Exercise details: Which lines contain the string "marine"? Please list every one of them.

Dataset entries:
** START **

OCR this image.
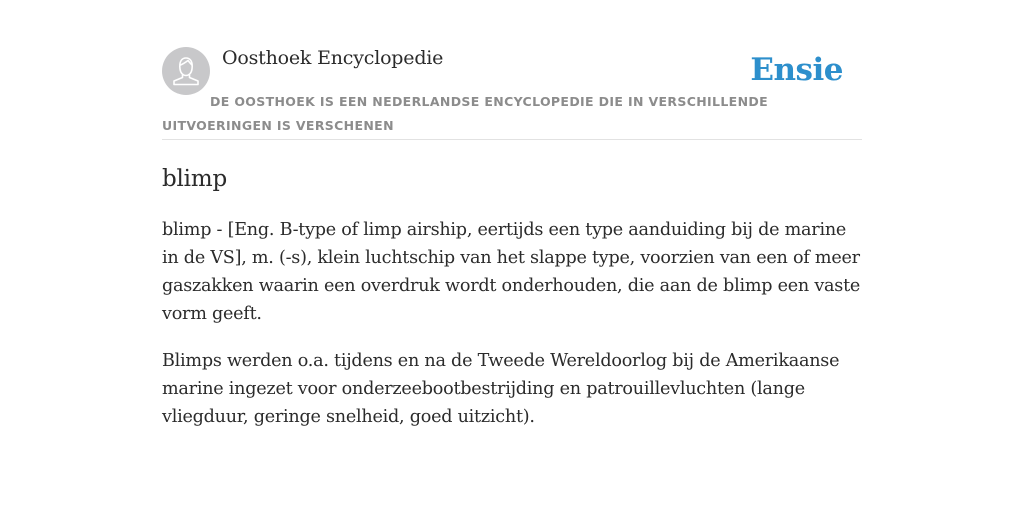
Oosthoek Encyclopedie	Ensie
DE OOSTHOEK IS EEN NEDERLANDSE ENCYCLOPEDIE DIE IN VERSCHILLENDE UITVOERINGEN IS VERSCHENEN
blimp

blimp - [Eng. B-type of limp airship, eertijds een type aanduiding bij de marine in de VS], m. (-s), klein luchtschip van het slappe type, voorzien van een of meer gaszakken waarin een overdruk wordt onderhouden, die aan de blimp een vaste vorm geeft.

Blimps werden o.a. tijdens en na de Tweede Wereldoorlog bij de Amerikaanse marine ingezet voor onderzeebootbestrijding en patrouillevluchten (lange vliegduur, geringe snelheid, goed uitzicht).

** END **
** START **

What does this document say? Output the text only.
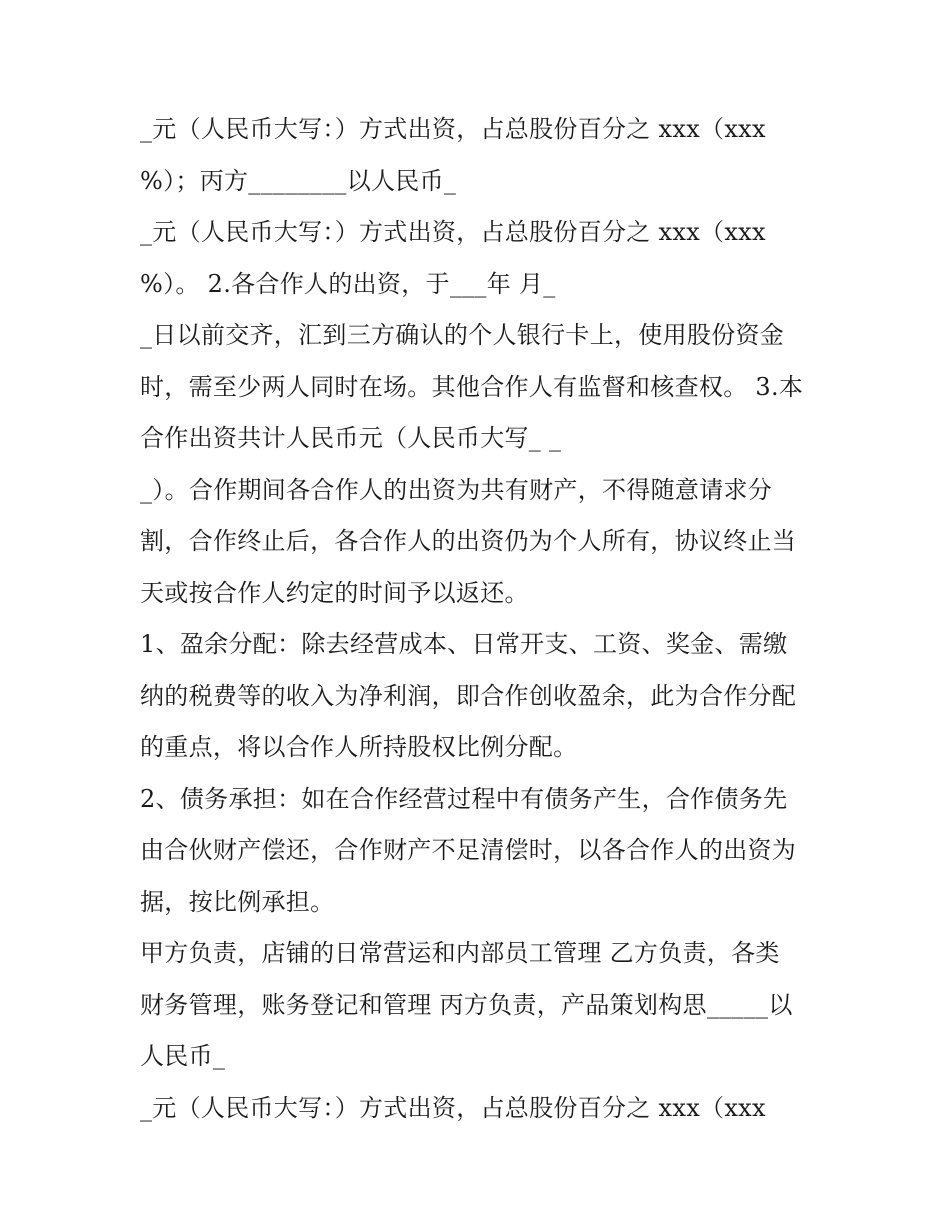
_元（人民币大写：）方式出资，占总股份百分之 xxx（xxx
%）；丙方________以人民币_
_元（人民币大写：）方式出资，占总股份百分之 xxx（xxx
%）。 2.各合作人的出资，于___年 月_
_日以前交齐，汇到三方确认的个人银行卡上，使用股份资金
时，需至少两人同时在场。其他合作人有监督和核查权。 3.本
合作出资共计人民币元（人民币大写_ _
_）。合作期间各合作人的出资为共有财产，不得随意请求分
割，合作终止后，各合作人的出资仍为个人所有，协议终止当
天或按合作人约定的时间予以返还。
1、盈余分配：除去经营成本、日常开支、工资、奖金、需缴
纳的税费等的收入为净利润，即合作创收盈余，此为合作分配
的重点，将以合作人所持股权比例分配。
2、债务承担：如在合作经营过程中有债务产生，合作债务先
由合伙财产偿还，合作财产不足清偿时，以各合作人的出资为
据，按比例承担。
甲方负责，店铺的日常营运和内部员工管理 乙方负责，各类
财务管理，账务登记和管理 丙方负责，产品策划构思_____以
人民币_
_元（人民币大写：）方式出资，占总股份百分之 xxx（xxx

** END **

Output for this exercise:
blimp - [Eng. B-type of limp airship, eertijds een type aanduiding bij de marine in de VS], m. (-s), klein luchtschip van het slappe type, voorzien van een of meer gaszakken waarin een overdruk wordt onderhouden, die aan de blimp een vaste vorm geeft.
Blimps werden o.a. tijdens en na de Tweede Wereldoorlog bij de Amerikaanse marine ingezet voor onderzeebootbestrijding en patrouillevluchten (lange vliegduur, geringe snelheid, goed uitzicht).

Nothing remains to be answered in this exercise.